Aim of the exercise
Examine the records and identify each line that includes the string "heading". Copy those lines.

-- Begin Material shown --

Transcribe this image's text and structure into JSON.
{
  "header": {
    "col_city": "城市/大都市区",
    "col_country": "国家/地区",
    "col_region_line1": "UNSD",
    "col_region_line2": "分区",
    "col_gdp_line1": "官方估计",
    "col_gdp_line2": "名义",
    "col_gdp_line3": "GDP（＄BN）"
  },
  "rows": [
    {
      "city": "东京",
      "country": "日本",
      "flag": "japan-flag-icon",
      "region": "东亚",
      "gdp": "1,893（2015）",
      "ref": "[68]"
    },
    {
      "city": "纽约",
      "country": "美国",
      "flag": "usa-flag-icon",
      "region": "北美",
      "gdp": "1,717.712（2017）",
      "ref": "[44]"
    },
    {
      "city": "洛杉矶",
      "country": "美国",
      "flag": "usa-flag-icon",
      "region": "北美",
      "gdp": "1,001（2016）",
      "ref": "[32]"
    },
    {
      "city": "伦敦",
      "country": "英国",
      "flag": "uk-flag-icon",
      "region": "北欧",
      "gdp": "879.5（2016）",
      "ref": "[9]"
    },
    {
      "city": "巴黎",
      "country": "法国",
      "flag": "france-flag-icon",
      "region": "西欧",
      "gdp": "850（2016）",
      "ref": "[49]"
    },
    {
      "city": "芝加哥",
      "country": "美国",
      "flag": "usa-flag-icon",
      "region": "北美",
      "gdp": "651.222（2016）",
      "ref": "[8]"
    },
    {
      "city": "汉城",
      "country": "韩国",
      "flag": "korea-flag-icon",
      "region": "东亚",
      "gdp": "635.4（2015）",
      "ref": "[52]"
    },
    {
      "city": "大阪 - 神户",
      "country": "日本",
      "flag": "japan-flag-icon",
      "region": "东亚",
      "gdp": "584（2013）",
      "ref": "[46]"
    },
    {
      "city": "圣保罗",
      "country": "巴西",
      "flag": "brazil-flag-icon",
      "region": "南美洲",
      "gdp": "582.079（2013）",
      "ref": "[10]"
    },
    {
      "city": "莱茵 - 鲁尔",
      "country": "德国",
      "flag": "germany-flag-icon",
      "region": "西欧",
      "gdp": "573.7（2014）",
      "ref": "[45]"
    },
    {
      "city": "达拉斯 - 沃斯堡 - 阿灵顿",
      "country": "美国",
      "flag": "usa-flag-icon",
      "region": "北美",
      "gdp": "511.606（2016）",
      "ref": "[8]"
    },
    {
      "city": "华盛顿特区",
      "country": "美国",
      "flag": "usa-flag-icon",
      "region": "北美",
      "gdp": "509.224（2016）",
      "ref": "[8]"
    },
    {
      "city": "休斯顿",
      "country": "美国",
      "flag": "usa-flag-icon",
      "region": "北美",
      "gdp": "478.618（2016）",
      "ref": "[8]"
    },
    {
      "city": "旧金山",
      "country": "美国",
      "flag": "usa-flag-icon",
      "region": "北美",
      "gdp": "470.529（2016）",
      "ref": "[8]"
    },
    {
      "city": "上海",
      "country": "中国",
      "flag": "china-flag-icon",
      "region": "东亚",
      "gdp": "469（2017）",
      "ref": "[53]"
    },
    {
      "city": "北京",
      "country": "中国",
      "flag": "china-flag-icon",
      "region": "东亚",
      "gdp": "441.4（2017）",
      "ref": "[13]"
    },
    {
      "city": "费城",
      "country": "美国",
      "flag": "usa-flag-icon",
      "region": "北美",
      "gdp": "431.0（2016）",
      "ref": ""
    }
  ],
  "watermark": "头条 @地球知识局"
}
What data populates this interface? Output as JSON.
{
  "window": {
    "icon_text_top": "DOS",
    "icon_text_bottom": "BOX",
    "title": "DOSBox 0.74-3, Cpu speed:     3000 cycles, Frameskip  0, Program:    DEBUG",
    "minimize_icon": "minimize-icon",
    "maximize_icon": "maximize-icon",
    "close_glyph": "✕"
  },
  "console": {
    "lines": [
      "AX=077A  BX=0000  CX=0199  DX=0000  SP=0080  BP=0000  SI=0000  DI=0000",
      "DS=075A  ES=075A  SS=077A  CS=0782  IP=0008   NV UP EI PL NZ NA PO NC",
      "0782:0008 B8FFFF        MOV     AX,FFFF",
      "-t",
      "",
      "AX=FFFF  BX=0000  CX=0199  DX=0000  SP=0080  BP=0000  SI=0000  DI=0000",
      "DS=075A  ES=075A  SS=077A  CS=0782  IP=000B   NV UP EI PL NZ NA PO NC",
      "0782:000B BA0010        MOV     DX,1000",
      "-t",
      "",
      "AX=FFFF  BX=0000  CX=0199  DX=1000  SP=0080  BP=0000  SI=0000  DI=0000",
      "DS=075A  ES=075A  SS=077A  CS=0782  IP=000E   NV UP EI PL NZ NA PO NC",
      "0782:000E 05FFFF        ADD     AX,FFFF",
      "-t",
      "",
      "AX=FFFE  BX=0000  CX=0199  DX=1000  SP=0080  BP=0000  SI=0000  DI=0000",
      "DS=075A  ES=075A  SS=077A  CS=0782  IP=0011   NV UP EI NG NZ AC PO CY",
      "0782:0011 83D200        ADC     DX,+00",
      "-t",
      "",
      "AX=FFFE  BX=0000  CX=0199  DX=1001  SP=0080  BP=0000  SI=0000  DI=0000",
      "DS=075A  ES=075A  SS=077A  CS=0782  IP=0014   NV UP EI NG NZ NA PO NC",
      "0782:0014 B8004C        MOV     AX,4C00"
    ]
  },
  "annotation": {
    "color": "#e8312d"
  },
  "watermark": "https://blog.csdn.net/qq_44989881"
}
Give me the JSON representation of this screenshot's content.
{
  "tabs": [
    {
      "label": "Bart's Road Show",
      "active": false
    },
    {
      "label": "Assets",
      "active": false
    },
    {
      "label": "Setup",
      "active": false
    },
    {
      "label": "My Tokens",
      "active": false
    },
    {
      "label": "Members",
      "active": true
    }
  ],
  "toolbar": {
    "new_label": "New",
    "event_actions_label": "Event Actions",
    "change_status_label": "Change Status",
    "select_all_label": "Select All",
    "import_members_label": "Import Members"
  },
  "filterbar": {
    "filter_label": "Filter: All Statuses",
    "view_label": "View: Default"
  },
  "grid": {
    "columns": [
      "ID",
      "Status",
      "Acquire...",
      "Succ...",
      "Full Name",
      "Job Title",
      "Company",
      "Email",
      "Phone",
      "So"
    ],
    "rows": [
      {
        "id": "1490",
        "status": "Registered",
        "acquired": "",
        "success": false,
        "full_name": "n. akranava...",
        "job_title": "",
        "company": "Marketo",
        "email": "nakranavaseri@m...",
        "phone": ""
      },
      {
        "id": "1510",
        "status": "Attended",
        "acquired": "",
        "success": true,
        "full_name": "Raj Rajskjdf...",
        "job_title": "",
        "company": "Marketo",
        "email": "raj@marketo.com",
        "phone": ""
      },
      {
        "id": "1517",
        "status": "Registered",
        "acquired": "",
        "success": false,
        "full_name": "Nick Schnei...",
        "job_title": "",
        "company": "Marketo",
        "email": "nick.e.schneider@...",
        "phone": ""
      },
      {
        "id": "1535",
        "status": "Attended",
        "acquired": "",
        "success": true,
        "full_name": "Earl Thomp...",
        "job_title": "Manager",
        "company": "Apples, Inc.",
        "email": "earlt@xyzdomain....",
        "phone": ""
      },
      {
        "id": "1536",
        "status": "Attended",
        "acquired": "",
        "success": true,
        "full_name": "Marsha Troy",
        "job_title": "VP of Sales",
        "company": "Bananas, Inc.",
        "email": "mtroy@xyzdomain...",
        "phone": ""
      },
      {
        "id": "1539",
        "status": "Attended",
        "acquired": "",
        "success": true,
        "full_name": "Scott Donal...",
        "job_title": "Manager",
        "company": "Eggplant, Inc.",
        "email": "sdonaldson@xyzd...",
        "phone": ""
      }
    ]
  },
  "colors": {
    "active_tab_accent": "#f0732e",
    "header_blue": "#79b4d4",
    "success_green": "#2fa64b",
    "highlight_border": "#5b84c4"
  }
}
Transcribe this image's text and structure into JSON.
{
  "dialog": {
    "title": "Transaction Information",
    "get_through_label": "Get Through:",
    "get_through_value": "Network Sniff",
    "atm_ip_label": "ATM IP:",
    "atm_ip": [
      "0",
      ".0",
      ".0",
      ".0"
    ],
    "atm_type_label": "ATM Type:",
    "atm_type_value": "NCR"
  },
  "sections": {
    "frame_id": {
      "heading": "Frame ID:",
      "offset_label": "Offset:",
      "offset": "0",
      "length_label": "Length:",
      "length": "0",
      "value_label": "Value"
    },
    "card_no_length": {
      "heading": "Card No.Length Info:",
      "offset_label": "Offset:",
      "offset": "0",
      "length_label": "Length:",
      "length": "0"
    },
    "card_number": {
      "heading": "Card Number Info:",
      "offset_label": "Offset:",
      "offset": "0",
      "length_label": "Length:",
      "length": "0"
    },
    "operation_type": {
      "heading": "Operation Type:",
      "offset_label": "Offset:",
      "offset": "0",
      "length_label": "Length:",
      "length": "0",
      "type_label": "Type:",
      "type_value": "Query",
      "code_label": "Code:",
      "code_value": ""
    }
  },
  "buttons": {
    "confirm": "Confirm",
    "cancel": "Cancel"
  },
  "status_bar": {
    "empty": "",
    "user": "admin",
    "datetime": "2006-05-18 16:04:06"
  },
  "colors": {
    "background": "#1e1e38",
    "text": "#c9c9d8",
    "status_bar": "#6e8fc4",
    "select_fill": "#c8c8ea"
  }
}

-- End Material shown --

Solution to the problem
      "heading": "Frame ID:",
      "heading": "Card No.Length Info:",
      "heading": "Card Number Info:",
      "heading": "Operation Type:",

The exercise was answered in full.